Objective:
Copy every line that holds "this".

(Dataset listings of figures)
※

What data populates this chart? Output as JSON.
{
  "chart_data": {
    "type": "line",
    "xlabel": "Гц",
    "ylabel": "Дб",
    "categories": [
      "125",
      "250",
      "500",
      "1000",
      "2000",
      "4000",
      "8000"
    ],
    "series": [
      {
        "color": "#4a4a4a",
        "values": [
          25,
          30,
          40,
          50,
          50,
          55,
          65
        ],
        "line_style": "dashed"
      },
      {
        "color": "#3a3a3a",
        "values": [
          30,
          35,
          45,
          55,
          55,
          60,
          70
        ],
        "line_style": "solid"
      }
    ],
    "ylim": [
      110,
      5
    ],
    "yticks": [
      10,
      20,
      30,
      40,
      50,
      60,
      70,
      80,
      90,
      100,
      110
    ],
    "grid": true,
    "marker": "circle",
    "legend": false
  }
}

※

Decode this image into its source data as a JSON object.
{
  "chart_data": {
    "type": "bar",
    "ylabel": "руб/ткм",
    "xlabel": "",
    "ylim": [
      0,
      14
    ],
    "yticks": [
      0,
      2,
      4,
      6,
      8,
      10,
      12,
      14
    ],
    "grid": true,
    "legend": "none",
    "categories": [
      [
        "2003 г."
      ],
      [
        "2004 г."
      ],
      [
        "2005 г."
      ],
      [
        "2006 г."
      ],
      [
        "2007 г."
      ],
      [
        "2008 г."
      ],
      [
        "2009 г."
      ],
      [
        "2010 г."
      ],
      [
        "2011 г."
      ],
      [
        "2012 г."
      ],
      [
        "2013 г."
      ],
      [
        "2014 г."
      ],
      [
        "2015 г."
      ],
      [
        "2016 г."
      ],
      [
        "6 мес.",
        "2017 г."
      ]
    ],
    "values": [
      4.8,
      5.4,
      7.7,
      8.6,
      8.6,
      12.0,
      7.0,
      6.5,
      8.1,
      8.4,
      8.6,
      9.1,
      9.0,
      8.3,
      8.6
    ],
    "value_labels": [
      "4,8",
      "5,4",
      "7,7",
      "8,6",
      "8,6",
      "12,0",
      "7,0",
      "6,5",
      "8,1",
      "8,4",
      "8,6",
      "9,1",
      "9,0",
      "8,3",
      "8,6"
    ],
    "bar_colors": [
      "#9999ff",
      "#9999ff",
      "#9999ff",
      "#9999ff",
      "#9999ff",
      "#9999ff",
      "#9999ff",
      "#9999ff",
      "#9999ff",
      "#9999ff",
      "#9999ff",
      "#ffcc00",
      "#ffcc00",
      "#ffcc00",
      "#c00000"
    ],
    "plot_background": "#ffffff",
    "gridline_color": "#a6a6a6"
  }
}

※

Response:
What data populates this chart? Output as JSON.
Decode this image into its source data as a JSON object.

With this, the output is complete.